→ The exercise
Check every line below for the word "verified" and copy each one that has it.
# start of Records to process
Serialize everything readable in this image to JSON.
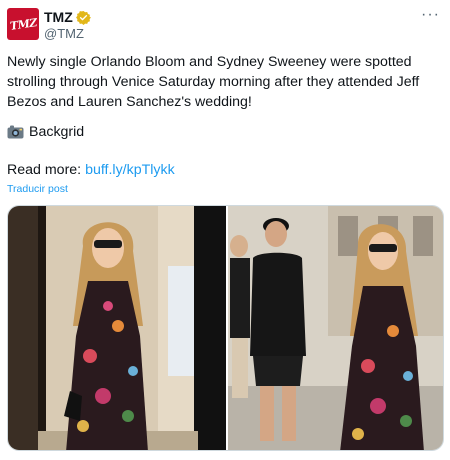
{
  "author": {
    "avatar_text": "TMZ",
    "display_name": "TMZ",
    "handle": "@TMZ",
    "verified_icon": "gold-verified-badge-icon"
  },
  "more_icon": "···",
  "post": {
    "text": "Newly single Orlando Bloom and Sydney Sweeney were spotted strolling through Venice Saturday morning after they attended Jeff Bezos and Lauren Sanchez's wedding!",
    "credit": "Backgrid",
    "read_more_label": "Read more:",
    "read_more_link": "buff.ly/kpTlykk",
    "translate_label": "Traducir post"
  },
  "media": {
    "photo_left": "woman-in-floral-dress-photo",
    "photo_right": "couple-walking-street-photo"
  },
  "colors": {
    "accent": "#1d9bf0",
    "brand": "#c8102e",
    "verified": "#e2b719"
  }
}
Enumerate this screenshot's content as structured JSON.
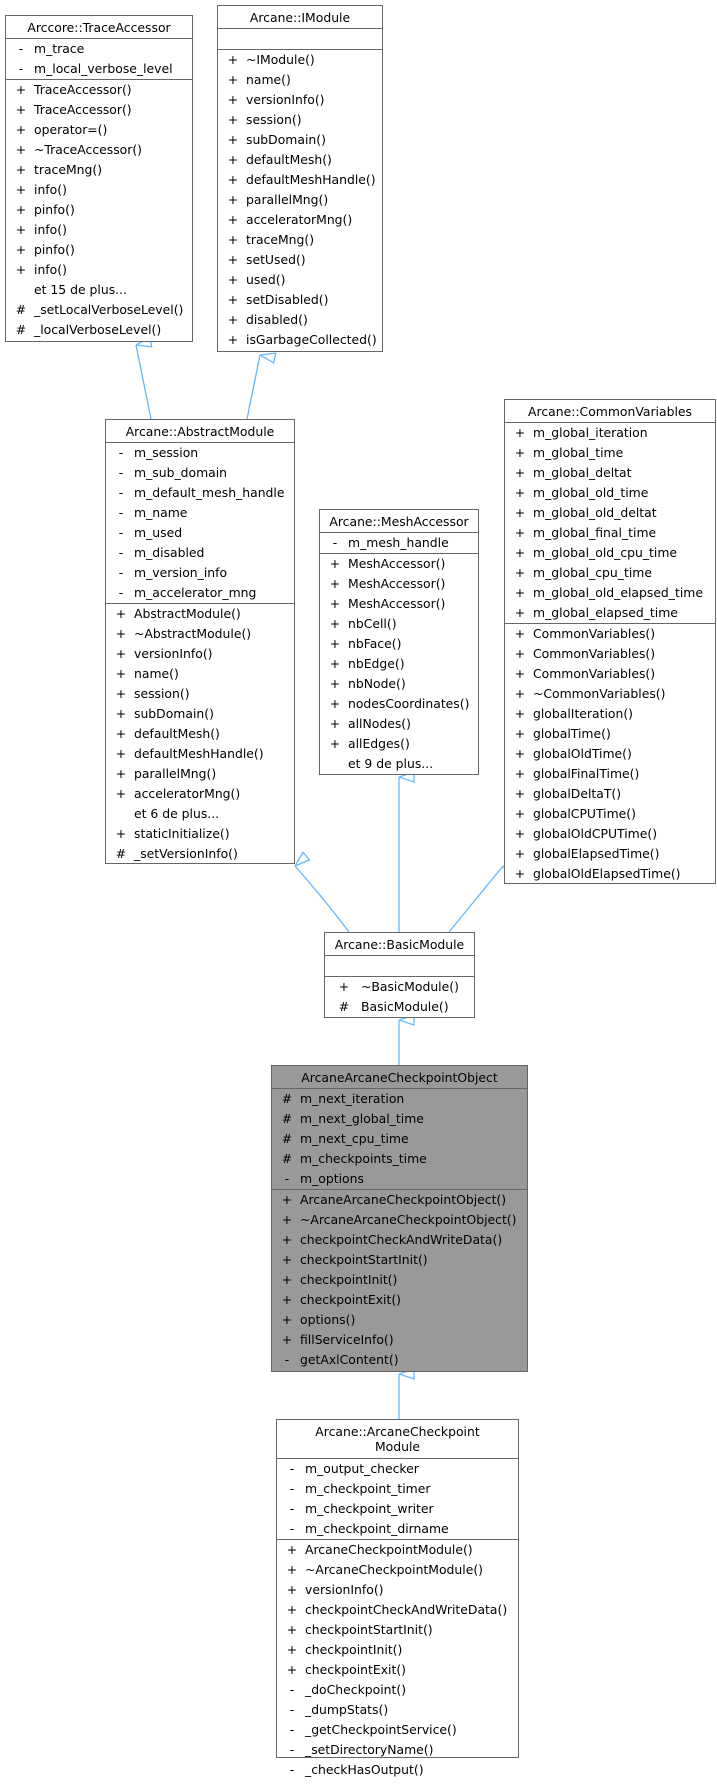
{
  "edge_color": "#63b8ff",
  "focus_fill": "#999999",
  "classes": {
    "trace_accessor": {
      "name": "Arccore::TraceAccessor",
      "attributes": [
        {
          "vis": "-",
          "name": "m_trace"
        },
        {
          "vis": "-",
          "name": "m_local_verbose_level"
        }
      ],
      "methods": [
        {
          "vis": "+",
          "name": "TraceAccessor()"
        },
        {
          "vis": "+",
          "name": "TraceAccessor()"
        },
        {
          "vis": "+",
          "name": "operator=()"
        },
        {
          "vis": "+",
          "name": "~TraceAccessor()"
        },
        {
          "vis": "+",
          "name": "traceMng()"
        },
        {
          "vis": "+",
          "name": "info()"
        },
        {
          "vis": "+",
          "name": "pinfo()"
        },
        {
          "vis": "+",
          "name": "info()"
        },
        {
          "vis": "+",
          "name": "pinfo()"
        },
        {
          "vis": "+",
          "name": "info()"
        },
        {
          "vis": "",
          "name": "et 15 de plus..."
        },
        {
          "vis": "#",
          "name": "_setLocalVerboseLevel()"
        },
        {
          "vis": "#",
          "name": "_localVerboseLevel()"
        }
      ]
    },
    "imodule": {
      "name": "Arcane::IModule",
      "attributes": [],
      "methods": [
        {
          "vis": "+",
          "name": "~IModule()"
        },
        {
          "vis": "+",
          "name": "name()"
        },
        {
          "vis": "+",
          "name": "versionInfo()"
        },
        {
          "vis": "+",
          "name": "session()"
        },
        {
          "vis": "+",
          "name": "subDomain()"
        },
        {
          "vis": "+",
          "name": "defaultMesh()"
        },
        {
          "vis": "+",
          "name": "defaultMeshHandle()"
        },
        {
          "vis": "+",
          "name": "parallelMng()"
        },
        {
          "vis": "+",
          "name": "acceleratorMng()"
        },
        {
          "vis": "+",
          "name": "traceMng()"
        },
        {
          "vis": "+",
          "name": "setUsed()"
        },
        {
          "vis": "+",
          "name": "used()"
        },
        {
          "vis": "+",
          "name": "setDisabled()"
        },
        {
          "vis": "+",
          "name": "disabled()"
        },
        {
          "vis": "+",
          "name": "isGarbageCollected()"
        }
      ]
    },
    "abstract_module": {
      "name": "Arcane::AbstractModule",
      "attributes": [
        {
          "vis": "-",
          "name": "m_session"
        },
        {
          "vis": "-",
          "name": "m_sub_domain"
        },
        {
          "vis": "-",
          "name": "m_default_mesh_handle"
        },
        {
          "vis": "-",
          "name": "m_name"
        },
        {
          "vis": "-",
          "name": "m_used"
        },
        {
          "vis": "-",
          "name": "m_disabled"
        },
        {
          "vis": "-",
          "name": "m_version_info"
        },
        {
          "vis": "-",
          "name": "m_accelerator_mng"
        }
      ],
      "methods": [
        {
          "vis": "+",
          "name": "AbstractModule()"
        },
        {
          "vis": "+",
          "name": "~AbstractModule()"
        },
        {
          "vis": "+",
          "name": "versionInfo()"
        },
        {
          "vis": "+",
          "name": "name()"
        },
        {
          "vis": "+",
          "name": "session()"
        },
        {
          "vis": "+",
          "name": "subDomain()"
        },
        {
          "vis": "+",
          "name": "defaultMesh()"
        },
        {
          "vis": "+",
          "name": "defaultMeshHandle()"
        },
        {
          "vis": "+",
          "name": "parallelMng()"
        },
        {
          "vis": "+",
          "name": "acceleratorMng()"
        },
        {
          "vis": "",
          "name": "et 6 de plus..."
        },
        {
          "vis": "+",
          "name": "staticInitialize()"
        },
        {
          "vis": "#",
          "name": "_setVersionInfo()"
        }
      ]
    },
    "mesh_accessor": {
      "name": "Arcane::MeshAccessor",
      "attributes": [
        {
          "vis": "-",
          "name": "m_mesh_handle"
        }
      ],
      "methods": [
        {
          "vis": "+",
          "name": "MeshAccessor()"
        },
        {
          "vis": "+",
          "name": "MeshAccessor()"
        },
        {
          "vis": "+",
          "name": "MeshAccessor()"
        },
        {
          "vis": "+",
          "name": "nbCell()"
        },
        {
          "vis": "+",
          "name": "nbFace()"
        },
        {
          "vis": "+",
          "name": "nbEdge()"
        },
        {
          "vis": "+",
          "name": "nbNode()"
        },
        {
          "vis": "+",
          "name": "nodesCoordinates()"
        },
        {
          "vis": "+",
          "name": "allNodes()"
        },
        {
          "vis": "+",
          "name": "allEdges()"
        },
        {
          "vis": "",
          "name": "et 9 de plus..."
        }
      ]
    },
    "common_variables": {
      "name": "Arcane::CommonVariables",
      "attributes": [
        {
          "vis": "+",
          "name": "m_global_iteration"
        },
        {
          "vis": "+",
          "name": "m_global_time"
        },
        {
          "vis": "+",
          "name": "m_global_deltat"
        },
        {
          "vis": "+",
          "name": "m_global_old_time"
        },
        {
          "vis": "+",
          "name": "m_global_old_deltat"
        },
        {
          "vis": "+",
          "name": "m_global_final_time"
        },
        {
          "vis": "+",
          "name": "m_global_old_cpu_time"
        },
        {
          "vis": "+",
          "name": "m_global_cpu_time"
        },
        {
          "vis": "+",
          "name": "m_global_old_elapsed_time"
        },
        {
          "vis": "+",
          "name": "m_global_elapsed_time"
        }
      ],
      "methods": [
        {
          "vis": "+",
          "name": "CommonVariables()"
        },
        {
          "vis": "+",
          "name": "CommonVariables()"
        },
        {
          "vis": "+",
          "name": "CommonVariables()"
        },
        {
          "vis": "+",
          "name": "~CommonVariables()"
        },
        {
          "vis": "+",
          "name": "globalIteration()"
        },
        {
          "vis": "+",
          "name": "globalTime()"
        },
        {
          "vis": "+",
          "name": "globalOldTime()"
        },
        {
          "vis": "+",
          "name": "globalFinalTime()"
        },
        {
          "vis": "+",
          "name": "globalDeltaT()"
        },
        {
          "vis": "+",
          "name": "globalCPUTime()"
        },
        {
          "vis": "+",
          "name": "globalOldCPUTime()"
        },
        {
          "vis": "+",
          "name": "globalElapsedTime()"
        },
        {
          "vis": "+",
          "name": "globalOldElapsedTime()"
        }
      ]
    },
    "basic_module": {
      "name": "Arcane::BasicModule",
      "attributes": [],
      "methods": [
        {
          "vis": "+",
          "name": "~BasicModule()"
        },
        {
          "vis": "#",
          "name": "BasicModule()"
        }
      ]
    },
    "checkpoint_object": {
      "name": "ArcaneArcaneCheckpointObject",
      "attributes": [
        {
          "vis": "#",
          "name": "m_next_iteration"
        },
        {
          "vis": "#",
          "name": "m_next_global_time"
        },
        {
          "vis": "#",
          "name": "m_next_cpu_time"
        },
        {
          "vis": "#",
          "name": "m_checkpoints_time"
        },
        {
          "vis": "-",
          "name": "m_options"
        }
      ],
      "methods": [
        {
          "vis": "+",
          "name": "ArcaneArcaneCheckpointObject()"
        },
        {
          "vis": "+",
          "name": "~ArcaneArcaneCheckpointObject()"
        },
        {
          "vis": "+",
          "name": "checkpointCheckAndWriteData()"
        },
        {
          "vis": "+",
          "name": "checkpointStartInit()"
        },
        {
          "vis": "+",
          "name": "checkpointInit()"
        },
        {
          "vis": "+",
          "name": "checkpointExit()"
        },
        {
          "vis": "+",
          "name": "options()"
        },
        {
          "vis": "+",
          "name": "fillServiceInfo()"
        },
        {
          "vis": "-",
          "name": "getAxlContent()"
        }
      ]
    },
    "checkpoint_module": {
      "name_line1": "Arcane::ArcaneCheckpoint",
      "name_line2": "Module",
      "attributes": [
        {
          "vis": "-",
          "name": "m_output_checker"
        },
        {
          "vis": "-",
          "name": "m_checkpoint_timer"
        },
        {
          "vis": "-",
          "name": "m_checkpoint_writer"
        },
        {
          "vis": "-",
          "name": "m_checkpoint_dirname"
        }
      ],
      "methods": [
        {
          "vis": "+",
          "name": "ArcaneCheckpointModule()"
        },
        {
          "vis": "+",
          "name": "~ArcaneCheckpointModule()"
        },
        {
          "vis": "+",
          "name": "versionInfo()"
        },
        {
          "vis": "+",
          "name": "checkpointCheckAndWriteData()"
        },
        {
          "vis": "+",
          "name": "checkpointStartInit()"
        },
        {
          "vis": "+",
          "name": "checkpointInit()"
        },
        {
          "vis": "+",
          "name": "checkpointExit()"
        },
        {
          "vis": "-",
          "name": "_doCheckpoint()"
        },
        {
          "vis": "-",
          "name": "_dumpStats()"
        },
        {
          "vis": "-",
          "name": "_getCheckpointService()"
        },
        {
          "vis": "-",
          "name": "_setDirectoryName()"
        },
        {
          "vis": "-",
          "name": "_checkHasOutput()"
        }
      ]
    }
  },
  "inheritance": [
    {
      "from": "abstract_module",
      "to": "trace_accessor"
    },
    {
      "from": "abstract_module",
      "to": "imodule"
    },
    {
      "from": "basic_module",
      "to": "abstract_module"
    },
    {
      "from": "basic_module",
      "to": "mesh_accessor"
    },
    {
      "from": "basic_module",
      "to": "common_variables"
    },
    {
      "from": "checkpoint_object",
      "to": "basic_module"
    },
    {
      "from": "checkpoint_module",
      "to": "checkpoint_object"
    }
  ]
}
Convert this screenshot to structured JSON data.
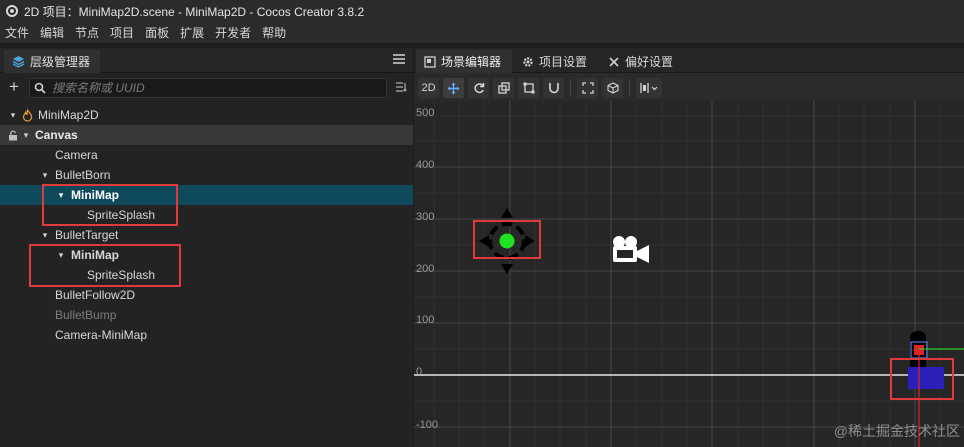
{
  "titlebar": {
    "title": "2D 项目：MiniMap2D.scene - MiniMap2D - Cocos Creator 3.8.2"
  },
  "menubar": {
    "items": [
      "文件",
      "编辑",
      "节点",
      "项目",
      "面板",
      "扩展",
      "开发者",
      "帮助"
    ]
  },
  "hierarchy": {
    "tab_label": "层级管理器",
    "search_placeholder": "搜索名称或 UUID",
    "nodes": [
      {
        "label": "MiniMap2D"
      },
      {
        "label": "Canvas"
      },
      {
        "label": "Camera"
      },
      {
        "label": "BulletBorn"
      },
      {
        "label": "MiniMap"
      },
      {
        "label": "SpriteSplash"
      },
      {
        "label": "BulletTarget"
      },
      {
        "label": "MiniMap"
      },
      {
        "label": "SpriteSplash"
      },
      {
        "label": "BulletFollow2D"
      },
      {
        "label": "BulletBump"
      },
      {
        "label": "Camera-MiniMap"
      }
    ]
  },
  "scene": {
    "tabs": [
      "场景编辑器",
      "项目设置",
      "偏好设置"
    ],
    "toolbar": {
      "mode_2d": "2D"
    },
    "y_labels": [
      "500",
      "400",
      "300",
      "200",
      "100",
      "0",
      "-100"
    ],
    "watermark": "@稀土掘金技术社区"
  },
  "colors": {
    "selected_row": "#0e4a5c",
    "highlight_box": "#e03a3a",
    "accent_blue": "#63b2ff",
    "green_dot": "#1fe31f"
  }
}
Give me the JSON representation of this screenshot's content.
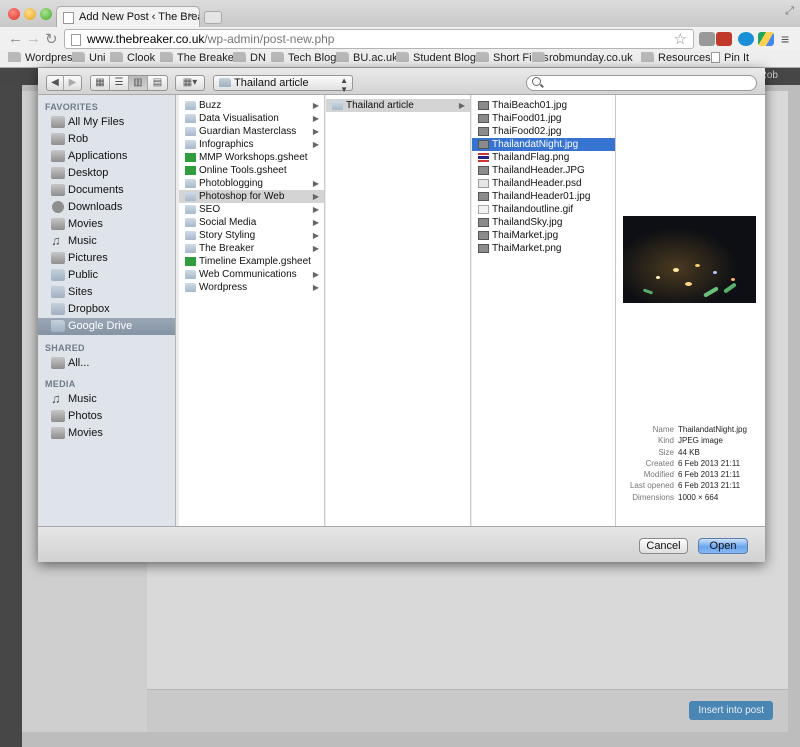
{
  "browser": {
    "tab_title": "Add New Post ‹ The Breaker",
    "url_host": "www.thebreaker.co.uk",
    "url_path": "/wp-admin/post-new.php",
    "bookmarks": [
      "Wordpress",
      "Uni",
      "Clook",
      "The Breaker",
      "DN",
      "Tech Blog",
      "BU.ac.uk",
      "Student Blogs",
      "Short Films",
      "robmunday.co.uk",
      "Resources",
      "Pin It"
    ],
    "user_label": "Rob"
  },
  "sheet": {
    "path_popup": "Thailand article",
    "search_placeholder": "",
    "sidebar": {
      "favorites_header": "FAVORITES",
      "favorites": [
        "All My Files",
        "Rob",
        "Applications",
        "Desktop",
        "Documents",
        "Downloads",
        "Movies",
        "Music",
        "Pictures",
        "Public",
        "Sites",
        "Dropbox",
        "Google Drive"
      ],
      "shared_header": "SHARED",
      "shared": [
        "All..."
      ],
      "media_header": "MEDIA",
      "media": [
        "Music",
        "Photos",
        "Movies"
      ]
    },
    "column1": [
      "Buzz",
      "Data Visualisation",
      "Guardian Masterclass",
      "Infographics",
      "MMP Workshops.gsheet",
      "Online Tools.gsheet",
      "Photoblogging",
      "Photoshop for Web",
      "SEO",
      "Social Media",
      "Story Styling",
      "The Breaker",
      "Timeline Example.gsheet",
      "Web Communications",
      "Wordpress"
    ],
    "column2": [
      "Thailand article"
    ],
    "column3": [
      "ThaiBeach01.jpg",
      "ThaiFood01.jpg",
      "ThaiFood02.jpg",
      "ThailandatNight.jpg",
      "ThailandFlag.png",
      "ThailandHeader.JPG",
      "ThailandHeader.psd",
      "ThailandHeader01.jpg",
      "Thailandoutline.gif",
      "ThailandSky.jpg",
      "ThaiMarket.jpg",
      "ThaiMarket.png"
    ],
    "preview": {
      "info": [
        {
          "k": "Name",
          "v": "ThailandatNight.jpg"
        },
        {
          "k": "Kind",
          "v": "JPEG image"
        },
        {
          "k": "Size",
          "v": "44 KB"
        },
        {
          "k": "Created",
          "v": "6 Feb 2013 21:11"
        },
        {
          "k": "Modified",
          "v": "6 Feb 2013 21:11"
        },
        {
          "k": "Last opened",
          "v": "6 Feb 2013 21:11"
        },
        {
          "k": "Dimensions",
          "v": "1000 × 664"
        }
      ]
    },
    "cancel_label": "Cancel",
    "open_label": "Open"
  },
  "page_behind": {
    "insert_label": "Insert into post"
  },
  "colors": {
    "selection_blue": "#3774d2",
    "sidebar_bg": "#dee4ea",
    "wp_dark": "#464646"
  }
}
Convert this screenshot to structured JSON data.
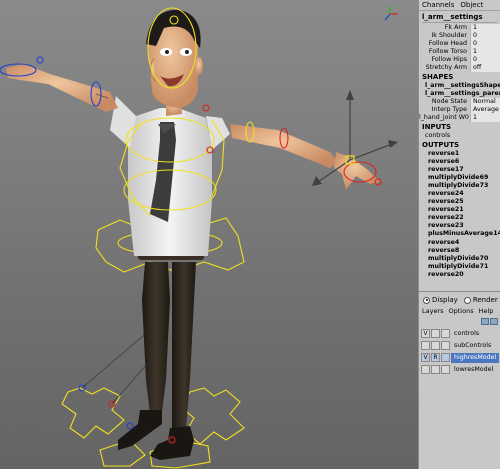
# end of Records to process
→ Finished exercise
    "verified_icon": "gold-verified-badge-icon"
    "verified": "#e2b719"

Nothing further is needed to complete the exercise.